◆ Stored data

━━━

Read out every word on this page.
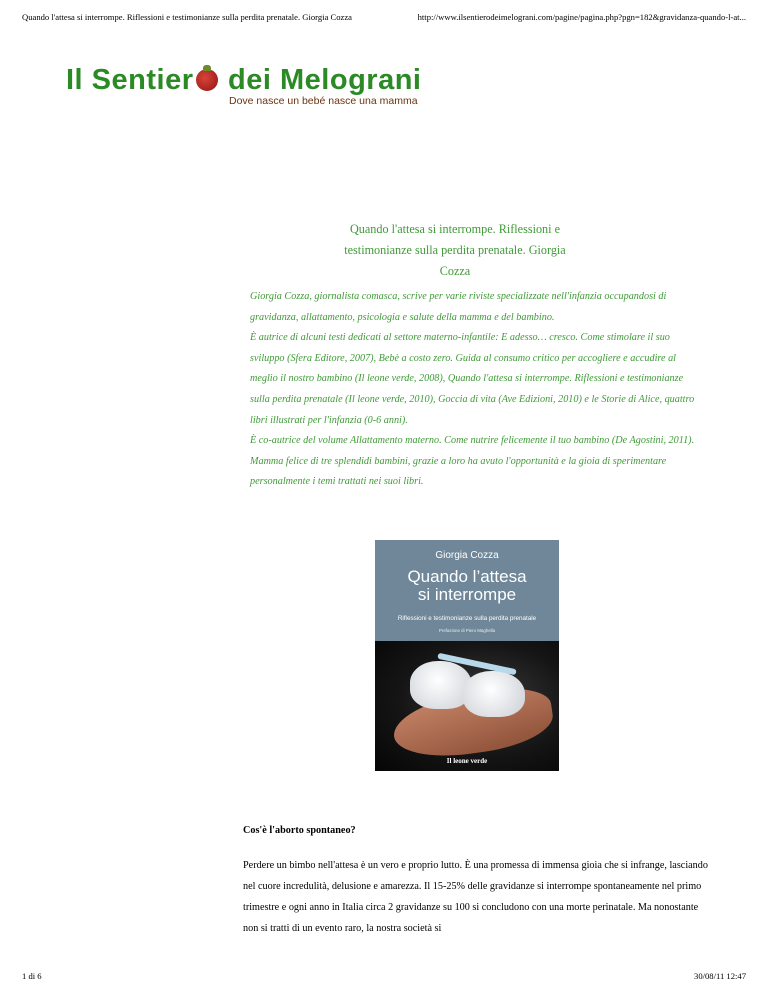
Quando l'attesa si interrompe. Riflessioni e testimonianze sulla perdita prenatale. Giorgia Cozza	http://www.ilsentierodeimelograni.com/pagine/pagina.php?pgn=182&gravidanza-quando-l-at...
Il Sentier dei Melograni
Dove nasce un bebé nasce una mamma
Quando l'attesa si interrompe. Riflessioni e
testimonianze sulla perdita prenatale. Giorgia
Cozza

Giorgia Cozza, giornalista comasca, scrive per varie riviste specializzate nell'infanzia occupandosi di gravidanza, allattamento, psicologia e salute della mamma e del bambino.

È autrice di alcuni testi dedicati al settore materno-infantile: E adesso… cresco. Come stimolare il suo sviluppo (Sfera Editore, 2007), Bebè a costo zero. Guida al consumo critico per accogliere e accudire al meglio il nostro bambino (Il leone verde, 2008), Quando l'attesa si interrompe. Riflessioni e testimonianze sulla perdita prenatale (Il leone verde, 2010), Goccia di vita (Ave Edizioni, 2010) e le Storie di Alice, quattro libri illustrati per l'infanzia (0-6 anni).

È co-autrice del volume Allattamento materno. Come nutrire felicemente il tuo bambino (De Agostini, 2011).

Mamma felice di tre splendidi bambini, grazie a loro ha avuto l'opportunità e la gioia di sperimentare personalmente i temi trattati nei suoi libri.

Giorgia Cozza
Quando l’attesa
si interrompe
Riflessioni e testimonianze sulla perdita prenatale
Prefazione di Piero Maghella
Il leone verde
Cos'è l'aborto spontaneo?

Perdere un bimbo nell'attesa è un vero e proprio lutto. È una promessa di immensa gioia che si infrange, lasciando nel cuore incredulità, delusione e amarezza. Il 15-25% delle gravidanze si interrompe spontaneamente nel primo trimestre e ogni anno in Italia circa 2 gravidanze su 100 si concludono con una morte perinatale. Ma nonostante non si tratti di un evento raro, la nostra società si

1 di 6	30/08/11 12:47
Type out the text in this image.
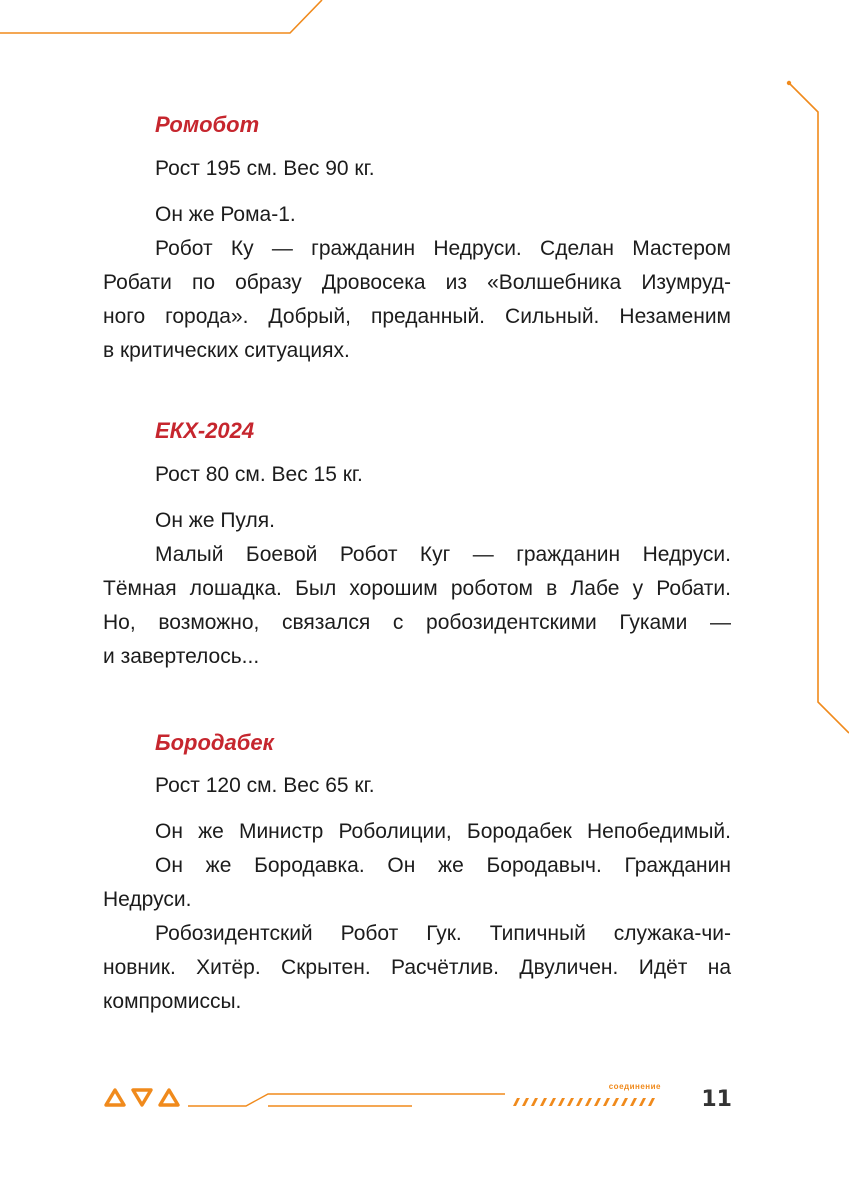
соединение
11
Ромобот
Рост 195 см. Вес 90 кг.

Он же Рома-1.
Робот Ку — гражданин Недруси. Сделан Мастером
Робати по образу Дровосека из «Волшебника Изумруд-
ного города». Добрый, преданный. Сильный. Незаменим
в критических ситуациях.

ЕКХ-2024
Рост 80 см. Вес 15 кг.

Он же Пуля.
Малый Боевой Робот Куг — гражданин Недруси.
Тёмная лошадка. Был хорошим роботом в Лабе у Робати.
Но, возможно, связался с робозидентскими Гуками —
и завертелось...

Бородабек
Рост 120 см. Вес 65 кг.

Он же Министр Роболиции, Бородабек Непобедимый.
Он же Бородавка. Он же Бородавыч. Гражданин
Недруси.
Робозидентский Робот Гук. Типичный служака-чи-
новник. Хитёр. Скрытен. Расчётлив. Двуличен. Идёт на
компромиссы.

━━━

◆ What you need to do
Please set down each line of the data above exactly as written, without the pictures.

◆ Full answer
Read out every word on this page.
Quando l'attesa si interrompe. Riflessioni e testimonianze sulla perdita prenatale. Giorgia Cozza	http://www.ilsentierodeimelograni.com/pagine/pagina.php?pgn=182&gravidanza-quando-l-at...
Il Sentier dei Melograni
Dove nasce un bebé nasce una mamma
Quando l'attesa si interrompe. Riflessioni e
testimonianze sulla perdita prenatale. Giorgia
Cozza

Giorgia Cozza, giornalista comasca, scrive per varie riviste specializzate nell'infanzia occupandosi di gravidanza, allattamento, psicologia e salute della mamma e del bambino.

È autrice di alcuni testi dedicati al settore materno-infantile: E adesso… cresco. Come stimolare il suo sviluppo (Sfera Editore, 2007), Bebè a costo zero. Guida al consumo critico per accogliere e accudire al meglio il nostro bambino (Il leone verde, 2008), Quando l'attesa si interrompe. Riflessioni e testimonianze sulla perdita prenatale (Il leone verde, 2010), Goccia di vita (Ave Edizioni, 2010) e le Storie di Alice, quattro libri illustrati per l'infanzia (0-6 anni).

È co-autrice del volume Allattamento materno. Come nutrire felicemente il tuo bambino (De Agostini, 2011).

Mamma felice di tre splendidi bambini, grazie a loro ha avuto l'opportunità e la gioia di sperimentare personalmente i temi trattati nei suoi libri.

Giorgia Cozza
Quando l’attesa
si interrompe
Riflessioni e testimonianze sulla perdita prenatale
Prefazione di Piero Maghella
Il leone verde
Cos'è l'aborto spontaneo?

Perdere un bimbo nell'attesa è un vero e proprio lutto. È una promessa di immensa gioia che si infrange, lasciando nel cuore incredulità, delusione e amarezza. Il 15-25% delle gravidanze si interrompe spontaneamente nel primo trimestre e ogni anno in Italia circa 2 gravidanze su 100 si concludono con una morte perinatale. Ma nonostante non si tratti di un evento raro, la nostra società si

1 di 6	30/08/11 12:47
Type out the text in this image.
соединение
11
Ромобот
Рост 195 см. Вес 90 кг.

Он же Рома-1.
Робот Ку — гражданин Недруси. Сделан Мастером
Робати по образу Дровосека из «Волшебника Изумруд-
ного города». Добрый, преданный. Сильный. Незаменим
в критических ситуациях.

ЕКХ-2024
Рост 80 см. Вес 15 кг.

Он же Пуля.
Малый Боевой Робот Куг — гражданин Недруси.
Тёмная лошадка. Был хорошим роботом в Лабе у Робати.
Но, возможно, связался с робозидентскими Гуками —
и завертелось...

Бородабек
Рост 120 см. Вес 65 кг.

Он же Министр Роболиции, Бородабек Непобедимый.
Он же Бородавка. Он же Бородавыч. Гражданин
Недруси.
Робозидентский Робот Гук. Типичный служака-чи-
новник. Хитёр. Скрытен. Расчётлив. Двуличен. Идёт на
компромиссы.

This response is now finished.